▸ **Set task**: In the records below, copy out character for character every line from the one containing "892, 965, 911]" through the one containing "org-name-2: THE FOUNDATION", including both of those lines.

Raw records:
++++++++++++++++++++

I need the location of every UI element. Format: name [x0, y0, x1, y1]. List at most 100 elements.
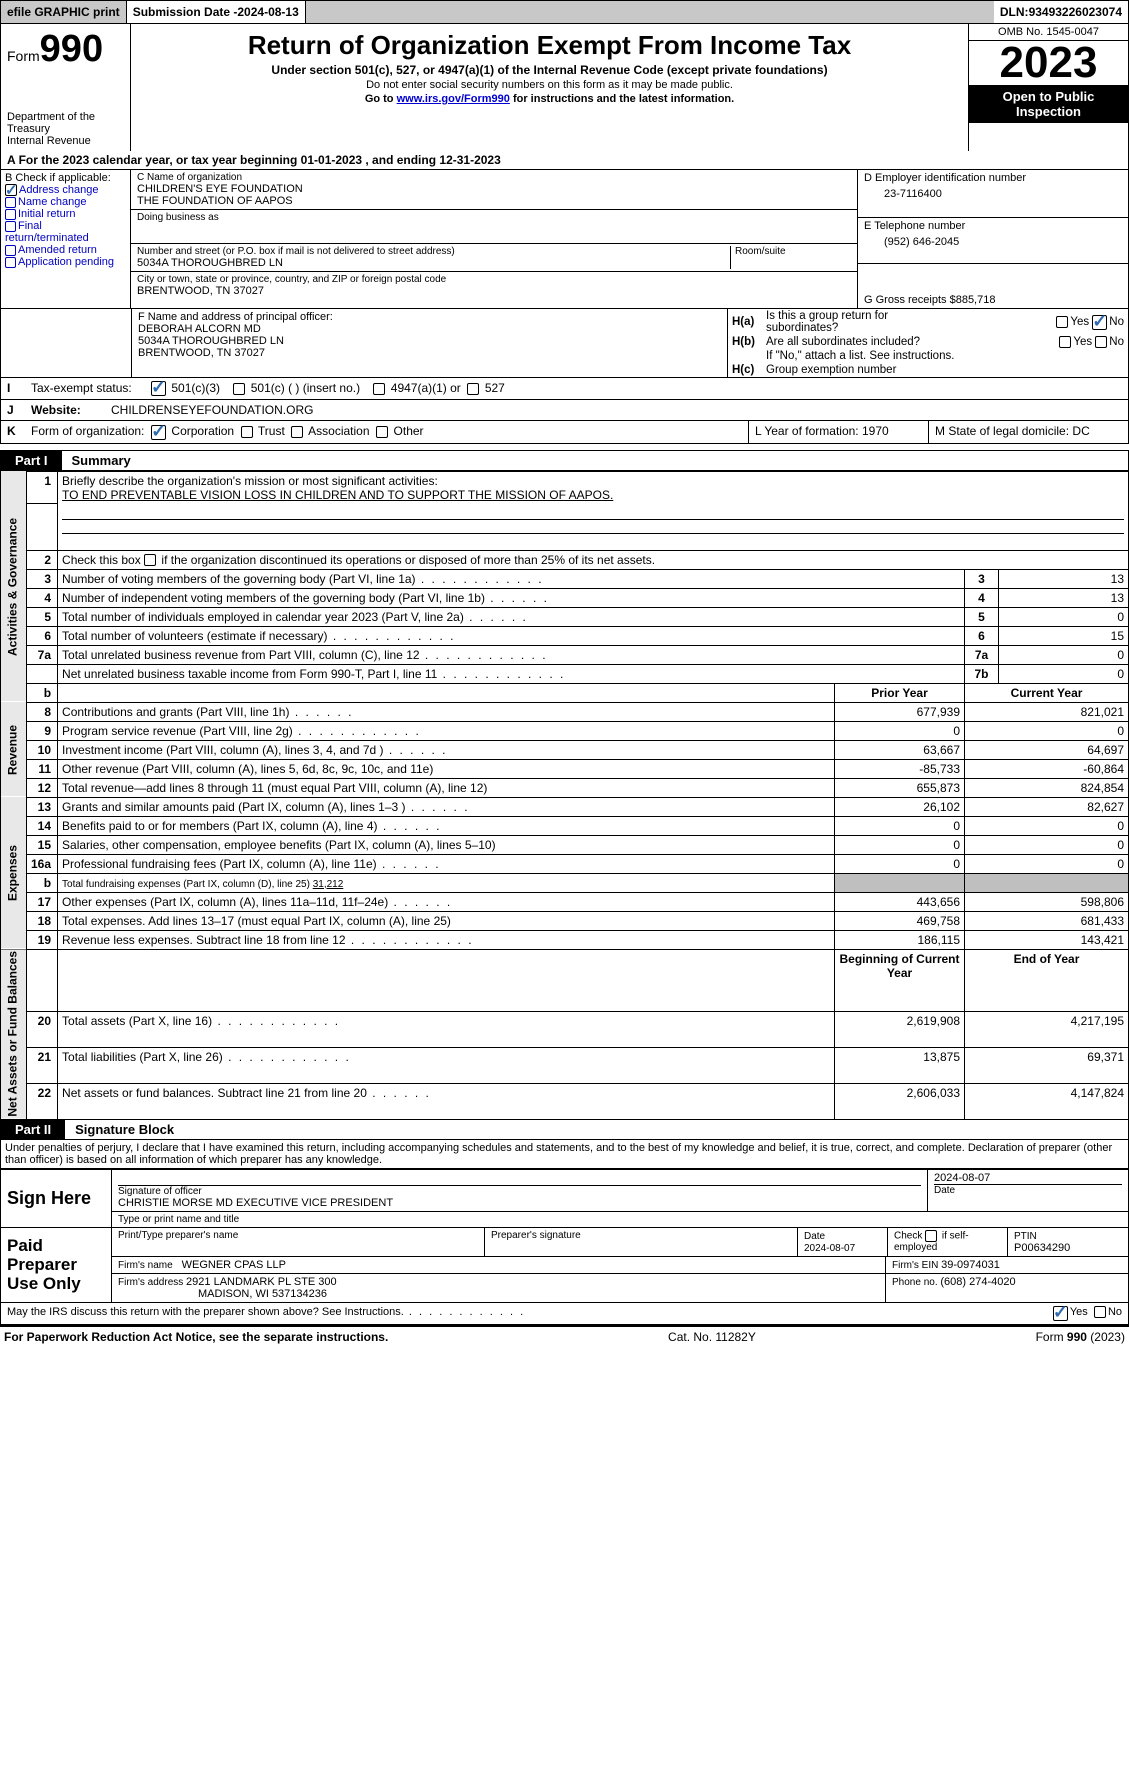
p17: 443,656	[835, 892, 965, 911]
l4-text: Number of independent voting members of …	[62, 591, 549, 605]
part2-header: Part II Signature Block	[0, 1120, 1129, 1140]
website-value: CHILDRENSEYEFOUNDATION.ORG	[105, 400, 1128, 420]
p21: 13,875	[835, 1048, 965, 1084]
irs-link[interactable]: www.irs.gov/Form990	[397, 93, 510, 105]
501c3-check[interactable]	[151, 381, 166, 396]
c10: 64,697	[965, 740, 1129, 759]
ha-no-check[interactable]	[1092, 315, 1107, 330]
form-header: Form990 Department of the Treasury Inter…	[0, 24, 1129, 151]
amended-check[interactable]: Amended return	[5, 244, 126, 256]
addr-change-check[interactable]: Address change	[5, 184, 126, 196]
no-label: No	[1109, 316, 1124, 328]
l8-text: Contributions and grants (Part VIII, lin…	[62, 705, 353, 719]
p14: 0	[835, 816, 965, 835]
sign-here-label: Sign Here	[1, 1170, 111, 1227]
b-label: B Check if applicable:	[5, 172, 126, 184]
l19-text: Revenue less expenses. Subtract line 18 …	[62, 933, 474, 947]
gross-cell: G Gross receipts $ 885,718	[858, 264, 1128, 308]
c9: 0	[965, 721, 1129, 740]
v6: 15	[999, 626, 1129, 645]
checkbox-icon	[5, 221, 16, 232]
p20: 2,619,908	[835, 1012, 965, 1048]
l2-text: if the organization discontinued its ope…	[161, 553, 655, 567]
l17-text: Other expenses (Part IX, column (A), lin…	[62, 895, 452, 909]
self-emp-check[interactable]	[925, 1230, 937, 1242]
k-label: K	[1, 421, 25, 442]
org-name-2: THE FOUNDATION OF AAPOS	[137, 195, 851, 207]
sign-here-row: Sign Here Signature of officer CHRISTIE …	[1, 1170, 1128, 1228]
street-label: Number and street (or P.O. box if mail i…	[137, 246, 726, 257]
c11: -60,864	[965, 759, 1129, 778]
4947-check[interactable]	[373, 383, 385, 395]
corp-check[interactable]	[151, 425, 166, 440]
firm-ein-label: Firm's EIN	[892, 1260, 941, 1271]
ein-value: 23-7116400	[864, 184, 1122, 200]
form-number: Form990	[7, 28, 124, 71]
hb-no-check[interactable]	[1095, 336, 1107, 348]
527-check[interactable]	[467, 383, 479, 395]
j-text: Website:	[25, 400, 105, 420]
gross-label: G Gross receipts $	[864, 294, 956, 306]
header-left: Form990 Department of the Treasury Inter…	[1, 24, 131, 151]
dba-cell: Doing business as	[131, 210, 857, 244]
section-f: F Name and address of principal officer:…	[131, 309, 728, 377]
instructions-note: Go to www.irs.gov/Form990 for instructio…	[141, 93, 958, 105]
l21-text: Total liabilities (Part X, line 26)	[62, 1050, 351, 1064]
hdr-curr: Current Year	[965, 683, 1129, 702]
v5: 0	[999, 607, 1129, 626]
v7a: 0	[999, 645, 1129, 664]
c21: 69,371	[965, 1048, 1129, 1084]
i-label: I	[1, 378, 25, 399]
p16a: 0	[835, 854, 965, 873]
501c-check[interactable]	[233, 383, 245, 395]
pending-check[interactable]: Application pending	[5, 256, 126, 268]
discuss-no-check[interactable]	[1094, 1306, 1106, 1318]
line-a-taxyear: A For the 2023 calendar year, or tax yea…	[0, 151, 1129, 170]
l2-check[interactable]	[144, 554, 156, 566]
section-h: H(a) Is this a group return for subordin…	[728, 309, 1128, 377]
trust-check[interactable]	[241, 426, 253, 438]
name-change-label: Name change	[18, 196, 87, 208]
paid-label: Paid Preparer Use Only	[1, 1228, 111, 1302]
name-change-check[interactable]: Name change	[5, 196, 126, 208]
trust-label: Trust	[258, 424, 285, 438]
p11: -85,733	[835, 759, 965, 778]
part2-title: Signature Block	[65, 1120, 184, 1139]
top-bar: efile GRAPHIC print Submission Date - 20…	[0, 0, 1129, 24]
public-inspection: Open to Public Inspection	[969, 85, 1128, 123]
officer-name: DEBORAH ALCORN MD	[138, 323, 721, 335]
l12-text: Total revenue—add lines 8 through 11 (mu…	[58, 778, 835, 797]
c20: 4,217,195	[965, 1012, 1129, 1048]
l5-text: Total number of individuals employed in …	[62, 610, 528, 624]
type-name-label: Type or print name and title	[112, 1212, 1128, 1227]
dba-label: Doing business as	[137, 212, 851, 223]
c13: 82,627	[965, 797, 1129, 816]
org-name-1: CHILDREN'S EYE FOUNDATION	[137, 183, 851, 195]
l16b-text: Total fundraising expenses (Part IX, col…	[62, 879, 313, 890]
hb-label: Are all subordinates included?	[766, 336, 946, 348]
ptin-label: PTIN	[1014, 1231, 1037, 1242]
submission-date: Submission Date - 2024-08-13	[127, 1, 306, 23]
corp-label: Corporation	[171, 424, 234, 438]
ha-yes-check[interactable]	[1056, 316, 1068, 328]
l22-text: Net assets or fund balances. Subtract li…	[62, 1086, 431, 1100]
org-name-cell: C Name of organization CHILDREN'S EYE FO…	[131, 170, 857, 210]
p9: 0	[835, 721, 965, 740]
prep-sig-label: Preparer's signature	[485, 1228, 798, 1256]
goto-pre: Go to	[365, 93, 397, 105]
fh-spacer	[1, 309, 131, 377]
signature-block: Sign Here Signature of officer CHRISTIE …	[0, 1168, 1129, 1325]
assoc-check[interactable]	[291, 426, 303, 438]
c16a: 0	[965, 854, 1129, 873]
sig-date2: 2024-08-07	[804, 1243, 855, 1254]
tax-year: 2023	[969, 41, 1128, 85]
hb-yes-check[interactable]	[1059, 336, 1071, 348]
final-check[interactable]: Final return/terminated	[5, 220, 126, 244]
p15: 0	[835, 835, 965, 854]
other-check[interactable]	[376, 426, 388, 438]
date-label: Date	[934, 1185, 1122, 1196]
org-name-label: C Name of organization	[137, 172, 851, 183]
discuss-yes-check[interactable]	[1053, 1306, 1068, 1321]
initial-check[interactable]: Initial return	[5, 208, 126, 220]
yes-label: Yes	[1070, 1306, 1088, 1321]
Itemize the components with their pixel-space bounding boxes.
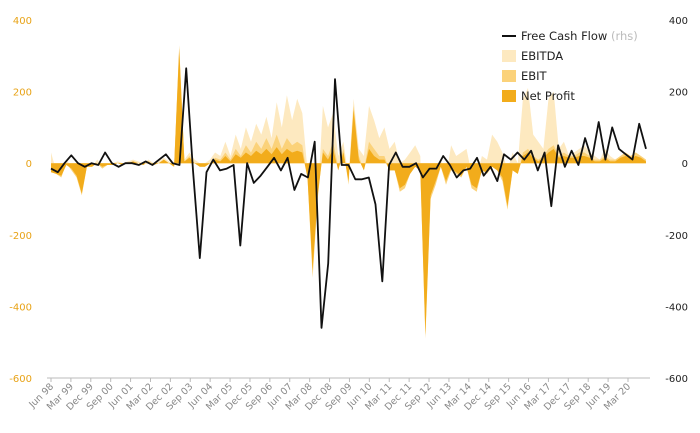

++++++++++++++++++++

▸ **Answer for this exercise**:
p17: 443,656	[835, 892, 965, 911]
l4-text: Number of independent voting members of …	[62, 591, 549, 605]
part2-header: Part II Signature Block	[0, 1120, 1129, 1140]
website-value: CHILDRENSEYEFOUNDATION.ORG	[105, 400, 1128, 420]
p21: 13,875	[835, 1048, 965, 1084]
irs-link[interactable]: www.irs.gov/Form990	[397, 93, 510, 105]
501c3-check[interactable]	[151, 381, 166, 396]
c10: 64,697	[965, 740, 1129, 759]
ha-no-check[interactable]	[1092, 315, 1107, 330]
form-header: Form990 Department of the Treasury Inter…	[0, 24, 1129, 151]
amended-check[interactable]: Amended return	[5, 244, 126, 256]
addr-change-check[interactable]: Address change	[5, 184, 126, 196]
no-label: No	[1109, 316, 1124, 328]
l8-text: Contributions and grants (Part VIII, lin…	[62, 705, 353, 719]
p14: 0	[835, 816, 965, 835]
sign-here-label: Sign Here	[1, 1170, 111, 1227]
b-label: B Check if applicable:	[5, 172, 126, 184]
l19-text: Revenue less expenses. Subtract line 18 …	[62, 933, 474, 947]
gross-cell: G Gross receipts $ 885,718	[858, 264, 1128, 308]
c9: 0	[965, 721, 1129, 740]
v6: 15	[999, 626, 1129, 645]
checkbox-icon	[5, 221, 16, 232]
p20: 2,619,908	[835, 1012, 965, 1048]
l2-text: if the organization discontinued its ope…	[161, 553, 655, 567]
l17-text: Other expenses (Part IX, column (A), lin…	[62, 895, 452, 909]
self-emp-check[interactable]	[925, 1230, 937, 1242]
k-label: K	[1, 421, 25, 442]
org-name-2: THE FOUNDATION OF AAPOS	[137, 195, 851, 207]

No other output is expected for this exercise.